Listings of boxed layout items

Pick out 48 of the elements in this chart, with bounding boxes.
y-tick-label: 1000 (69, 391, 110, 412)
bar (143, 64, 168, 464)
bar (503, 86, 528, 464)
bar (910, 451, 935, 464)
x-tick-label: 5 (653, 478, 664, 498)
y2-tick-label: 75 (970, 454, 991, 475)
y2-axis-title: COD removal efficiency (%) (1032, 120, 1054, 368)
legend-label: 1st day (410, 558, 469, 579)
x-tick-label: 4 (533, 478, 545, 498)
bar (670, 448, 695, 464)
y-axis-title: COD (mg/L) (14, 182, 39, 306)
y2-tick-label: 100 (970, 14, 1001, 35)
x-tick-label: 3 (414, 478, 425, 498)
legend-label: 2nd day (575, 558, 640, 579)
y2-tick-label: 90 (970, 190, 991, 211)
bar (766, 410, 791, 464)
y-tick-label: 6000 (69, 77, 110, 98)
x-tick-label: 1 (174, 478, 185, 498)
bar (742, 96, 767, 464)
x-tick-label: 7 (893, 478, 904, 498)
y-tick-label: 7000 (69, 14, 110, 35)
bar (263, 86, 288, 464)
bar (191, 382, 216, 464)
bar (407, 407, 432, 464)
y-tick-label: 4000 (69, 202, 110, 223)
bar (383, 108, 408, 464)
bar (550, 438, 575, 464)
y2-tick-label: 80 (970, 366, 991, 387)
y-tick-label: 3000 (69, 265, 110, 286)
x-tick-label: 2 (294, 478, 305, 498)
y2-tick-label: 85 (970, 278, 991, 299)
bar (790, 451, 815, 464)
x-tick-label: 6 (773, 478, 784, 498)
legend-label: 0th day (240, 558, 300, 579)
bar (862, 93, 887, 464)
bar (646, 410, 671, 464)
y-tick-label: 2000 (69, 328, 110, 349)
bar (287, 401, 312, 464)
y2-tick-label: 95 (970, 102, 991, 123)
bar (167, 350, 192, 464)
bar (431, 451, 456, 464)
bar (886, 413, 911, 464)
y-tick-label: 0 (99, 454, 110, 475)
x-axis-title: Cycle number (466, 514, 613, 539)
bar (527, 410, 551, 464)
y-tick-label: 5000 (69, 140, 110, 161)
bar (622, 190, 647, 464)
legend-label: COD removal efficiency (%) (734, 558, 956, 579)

* [Stated goal]:
Please render every line of the records above as a Markdown table with the columns Row and Line, numbering the rows and leaving out any blank lines.

* [Complete answer]:
| Row | Line |
|---|---|
| 1 | Pick out 48 of the elements in this chart, with bounding boxes. |
| 2 | y-tick-label: 1000 (69, 391, 110, 412) |
| 3 | bar (143, 64, 168, 464) |
| 4 | bar (503, 86, 528, 464) |
| 5 | bar (910, 451, 935, 464) |
| 6 | x-tick-label: 5 (653, 478, 664, 498) |
| 7 | y2-tick-label: 75 (970, 454, 991, 475) |
| 8 | y2-axis-title: COD removal efficiency (%) (1032, 120, 1054, 368) |
| 9 | legend-label: 1st day (410, 558, 469, 579) |
| 10 | x-tick-label: 4 (533, 478, 545, 498) |
| 11 | bar (670, 448, 695, 464) |
| 12 | y-axis-title: COD (mg/L) (14, 182, 39, 306) |
| 13 | y2-tick-label: 100 (970, 14, 1001, 35) |
| 14 | x-tick-label: 3 (414, 478, 425, 498) |
| 15 | legend-label: 2nd day (575, 558, 640, 579) |
| 16 | y2-tick-label: 90 (970, 190, 991, 211) |
| 17 | bar (766, 410, 791, 464) |
| 18 | y-tick-label: 6000 (69, 77, 110, 98) |
| 19 | x-tick-label: 1 (174, 478, 185, 498) |
| 20 | bar (742, 96, 767, 464) |
| 21 | x-tick-label: 7 (893, 478, 904, 498) |
| 22 | y-tick-label: 7000 (69, 14, 110, 35) |
| 23 | bar (263, 86, 288, 464) |
| 24 | bar (191, 382, 216, 464) |
| 25 | bar (407, 407, 432, 464) |
| 26 | y-tick-label: 4000 (69, 202, 110, 223) |
| 27 | bar (383, 108, 408, 464) |
| 28 | bar (550, 438, 575, 464) |
| 29 | y2-tick-label: 80 (970, 366, 991, 387) |
| 30 | y-tick-label: 3000 (69, 265, 110, 286) |
| 31 | x-tick-label: 2 (294, 478, 305, 498) |
| 32 | y2-tick-label: 85 (970, 278, 991, 299) |
| 33 | bar (790, 451, 815, 464) |
| 34 | x-tick-label: 6 (773, 478, 784, 498) |
| 35 | legend-label: 0th day (240, 558, 300, 579) |
| 36 | bar (862, 93, 887, 464) |
| 37 | bar (646, 410, 671, 464) |
| 38 | y-tick-label: 2000 (69, 328, 110, 349) |
| 39 | bar (287, 401, 312, 464) |
| 40 | y2-tick-label: 95 (970, 102, 991, 123) |
| 41 | bar (167, 350, 192, 464) |
| 42 | bar (431, 451, 456, 464) |
| 43 | bar (886, 413, 911, 464) |
| 44 | y-tick-label: 0 (99, 454, 110, 475) |
| 45 | x-axis-title: Cycle number (466, 514, 613, 539) |
| 46 | bar (527, 410, 551, 464) |
| 47 | y-tick-label: 5000 (69, 140, 110, 161) |
| 48 | bar (622, 190, 647, 464) |
| 49 | legend-label: COD removal efficiency (%) (734, 558, 956, 579) |